▶ _Exercise description_:
In the entries below, identify every line with the string "codes" and copy it.

▶ _Provided records_:
** Start **
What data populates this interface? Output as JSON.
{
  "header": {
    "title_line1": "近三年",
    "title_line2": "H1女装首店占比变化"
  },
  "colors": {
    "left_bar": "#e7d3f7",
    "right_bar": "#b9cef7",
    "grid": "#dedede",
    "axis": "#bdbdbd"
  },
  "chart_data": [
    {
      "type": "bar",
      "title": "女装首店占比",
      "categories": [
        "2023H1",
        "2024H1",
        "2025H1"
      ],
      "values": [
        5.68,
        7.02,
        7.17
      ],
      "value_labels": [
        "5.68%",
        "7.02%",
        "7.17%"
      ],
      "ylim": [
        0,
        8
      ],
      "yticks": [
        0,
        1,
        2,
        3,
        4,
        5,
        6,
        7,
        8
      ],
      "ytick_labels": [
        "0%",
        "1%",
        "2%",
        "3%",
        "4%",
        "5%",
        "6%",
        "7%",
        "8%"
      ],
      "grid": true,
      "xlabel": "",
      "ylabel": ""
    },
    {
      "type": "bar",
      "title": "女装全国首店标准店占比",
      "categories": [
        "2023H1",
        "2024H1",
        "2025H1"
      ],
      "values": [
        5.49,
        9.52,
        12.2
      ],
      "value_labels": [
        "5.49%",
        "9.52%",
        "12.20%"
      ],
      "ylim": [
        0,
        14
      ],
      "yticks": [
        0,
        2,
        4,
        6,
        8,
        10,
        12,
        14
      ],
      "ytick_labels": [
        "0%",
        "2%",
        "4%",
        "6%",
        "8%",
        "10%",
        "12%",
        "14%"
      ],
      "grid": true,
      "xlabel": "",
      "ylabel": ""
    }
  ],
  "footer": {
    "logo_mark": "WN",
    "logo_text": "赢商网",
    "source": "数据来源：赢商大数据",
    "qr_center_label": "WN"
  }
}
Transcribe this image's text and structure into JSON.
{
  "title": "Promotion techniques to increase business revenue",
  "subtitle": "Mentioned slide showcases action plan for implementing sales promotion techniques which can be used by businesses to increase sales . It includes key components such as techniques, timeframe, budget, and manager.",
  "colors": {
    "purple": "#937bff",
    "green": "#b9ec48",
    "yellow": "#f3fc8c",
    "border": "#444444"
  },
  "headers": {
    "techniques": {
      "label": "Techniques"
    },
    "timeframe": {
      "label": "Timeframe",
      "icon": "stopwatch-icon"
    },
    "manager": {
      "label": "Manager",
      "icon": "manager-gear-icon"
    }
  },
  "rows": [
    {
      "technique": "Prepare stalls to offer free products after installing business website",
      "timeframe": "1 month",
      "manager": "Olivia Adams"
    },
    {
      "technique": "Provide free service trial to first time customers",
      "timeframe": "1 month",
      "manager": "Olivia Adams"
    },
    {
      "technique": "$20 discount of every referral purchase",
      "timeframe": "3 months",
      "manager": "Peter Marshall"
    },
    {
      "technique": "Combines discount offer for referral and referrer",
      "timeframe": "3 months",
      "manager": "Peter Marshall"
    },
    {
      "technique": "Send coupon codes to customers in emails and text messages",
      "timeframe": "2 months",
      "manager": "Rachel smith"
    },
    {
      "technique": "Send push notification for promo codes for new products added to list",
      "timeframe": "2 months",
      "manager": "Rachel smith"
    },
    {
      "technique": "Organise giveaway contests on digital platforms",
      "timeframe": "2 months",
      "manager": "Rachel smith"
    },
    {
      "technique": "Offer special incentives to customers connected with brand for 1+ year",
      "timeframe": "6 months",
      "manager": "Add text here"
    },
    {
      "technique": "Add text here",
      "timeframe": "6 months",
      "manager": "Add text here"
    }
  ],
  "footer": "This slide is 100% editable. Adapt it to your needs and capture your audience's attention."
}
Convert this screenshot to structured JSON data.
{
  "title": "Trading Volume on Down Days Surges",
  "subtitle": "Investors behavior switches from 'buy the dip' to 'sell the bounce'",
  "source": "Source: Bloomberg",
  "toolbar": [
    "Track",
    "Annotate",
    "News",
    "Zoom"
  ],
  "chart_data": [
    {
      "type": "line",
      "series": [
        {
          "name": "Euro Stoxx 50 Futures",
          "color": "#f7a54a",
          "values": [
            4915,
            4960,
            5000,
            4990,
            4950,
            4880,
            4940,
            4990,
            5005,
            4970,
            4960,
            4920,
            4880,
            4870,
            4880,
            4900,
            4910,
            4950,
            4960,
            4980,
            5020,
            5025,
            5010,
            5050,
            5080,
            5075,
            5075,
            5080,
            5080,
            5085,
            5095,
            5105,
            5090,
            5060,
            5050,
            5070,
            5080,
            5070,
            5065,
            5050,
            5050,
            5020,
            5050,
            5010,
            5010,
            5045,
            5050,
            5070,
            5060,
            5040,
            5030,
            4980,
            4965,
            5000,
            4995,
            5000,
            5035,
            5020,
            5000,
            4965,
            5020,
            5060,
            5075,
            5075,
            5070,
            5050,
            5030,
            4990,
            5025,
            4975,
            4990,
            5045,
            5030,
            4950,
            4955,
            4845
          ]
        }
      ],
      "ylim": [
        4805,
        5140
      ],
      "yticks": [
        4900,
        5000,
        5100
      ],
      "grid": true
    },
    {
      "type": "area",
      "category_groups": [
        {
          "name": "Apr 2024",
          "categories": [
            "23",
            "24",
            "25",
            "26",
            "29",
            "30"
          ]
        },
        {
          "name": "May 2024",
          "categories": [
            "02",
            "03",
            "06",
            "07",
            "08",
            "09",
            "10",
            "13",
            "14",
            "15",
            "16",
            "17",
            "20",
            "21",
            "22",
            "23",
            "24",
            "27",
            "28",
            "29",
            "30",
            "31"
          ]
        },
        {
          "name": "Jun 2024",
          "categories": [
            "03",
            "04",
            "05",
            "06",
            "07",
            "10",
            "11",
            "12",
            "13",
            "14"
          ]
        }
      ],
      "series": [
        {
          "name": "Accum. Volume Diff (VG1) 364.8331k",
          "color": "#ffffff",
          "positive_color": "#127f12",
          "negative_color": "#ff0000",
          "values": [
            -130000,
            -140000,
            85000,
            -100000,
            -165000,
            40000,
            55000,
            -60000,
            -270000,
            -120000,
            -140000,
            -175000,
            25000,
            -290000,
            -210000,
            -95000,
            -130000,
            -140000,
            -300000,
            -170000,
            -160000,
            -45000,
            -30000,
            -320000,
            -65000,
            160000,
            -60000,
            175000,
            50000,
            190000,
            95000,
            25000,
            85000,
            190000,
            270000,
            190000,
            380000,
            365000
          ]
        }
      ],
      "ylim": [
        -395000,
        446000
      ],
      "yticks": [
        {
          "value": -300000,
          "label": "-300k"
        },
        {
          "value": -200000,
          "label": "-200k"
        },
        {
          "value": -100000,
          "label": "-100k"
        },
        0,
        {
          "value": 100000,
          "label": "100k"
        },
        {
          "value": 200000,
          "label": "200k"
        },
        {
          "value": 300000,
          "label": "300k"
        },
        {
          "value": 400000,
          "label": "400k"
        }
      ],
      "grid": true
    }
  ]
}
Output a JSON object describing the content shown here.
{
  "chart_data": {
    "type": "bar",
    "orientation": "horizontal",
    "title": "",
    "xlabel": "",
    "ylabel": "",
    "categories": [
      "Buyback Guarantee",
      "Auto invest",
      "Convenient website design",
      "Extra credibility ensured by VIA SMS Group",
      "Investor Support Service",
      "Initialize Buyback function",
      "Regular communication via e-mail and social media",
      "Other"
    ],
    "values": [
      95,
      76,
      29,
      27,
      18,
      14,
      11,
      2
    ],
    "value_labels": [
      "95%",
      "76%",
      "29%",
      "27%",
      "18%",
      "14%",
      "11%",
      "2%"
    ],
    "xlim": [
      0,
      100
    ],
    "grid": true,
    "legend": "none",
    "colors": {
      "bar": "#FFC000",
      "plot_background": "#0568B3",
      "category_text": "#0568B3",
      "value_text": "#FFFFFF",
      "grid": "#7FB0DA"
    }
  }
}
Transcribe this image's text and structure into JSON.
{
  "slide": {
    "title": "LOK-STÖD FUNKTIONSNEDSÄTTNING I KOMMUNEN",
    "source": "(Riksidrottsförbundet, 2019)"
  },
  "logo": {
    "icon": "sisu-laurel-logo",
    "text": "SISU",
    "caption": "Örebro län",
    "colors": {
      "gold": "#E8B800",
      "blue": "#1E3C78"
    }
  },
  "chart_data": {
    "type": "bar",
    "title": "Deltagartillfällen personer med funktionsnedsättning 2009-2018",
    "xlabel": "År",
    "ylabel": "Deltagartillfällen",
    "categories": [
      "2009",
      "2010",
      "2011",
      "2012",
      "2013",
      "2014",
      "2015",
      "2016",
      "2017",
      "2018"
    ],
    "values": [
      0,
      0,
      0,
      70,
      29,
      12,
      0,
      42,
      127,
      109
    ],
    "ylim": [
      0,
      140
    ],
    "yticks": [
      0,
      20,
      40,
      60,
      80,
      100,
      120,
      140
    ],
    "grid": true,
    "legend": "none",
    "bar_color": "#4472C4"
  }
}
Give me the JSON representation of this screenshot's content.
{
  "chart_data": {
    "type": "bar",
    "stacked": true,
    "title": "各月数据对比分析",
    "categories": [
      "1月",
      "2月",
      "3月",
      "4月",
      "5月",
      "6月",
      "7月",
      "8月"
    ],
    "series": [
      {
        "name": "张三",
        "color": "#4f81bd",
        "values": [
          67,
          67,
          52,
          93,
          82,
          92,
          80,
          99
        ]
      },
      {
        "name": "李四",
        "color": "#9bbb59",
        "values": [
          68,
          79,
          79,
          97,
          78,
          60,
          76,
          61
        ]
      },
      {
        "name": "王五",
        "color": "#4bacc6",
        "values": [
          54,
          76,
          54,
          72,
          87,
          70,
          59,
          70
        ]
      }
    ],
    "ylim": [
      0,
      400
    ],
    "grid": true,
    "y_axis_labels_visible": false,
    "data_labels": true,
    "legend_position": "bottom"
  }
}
** End **
▶ _Response_:
      "technique": "Send coupon codes to customers in emails and text messages",
      "technique": "Send push notification for promo codes for new products added to list",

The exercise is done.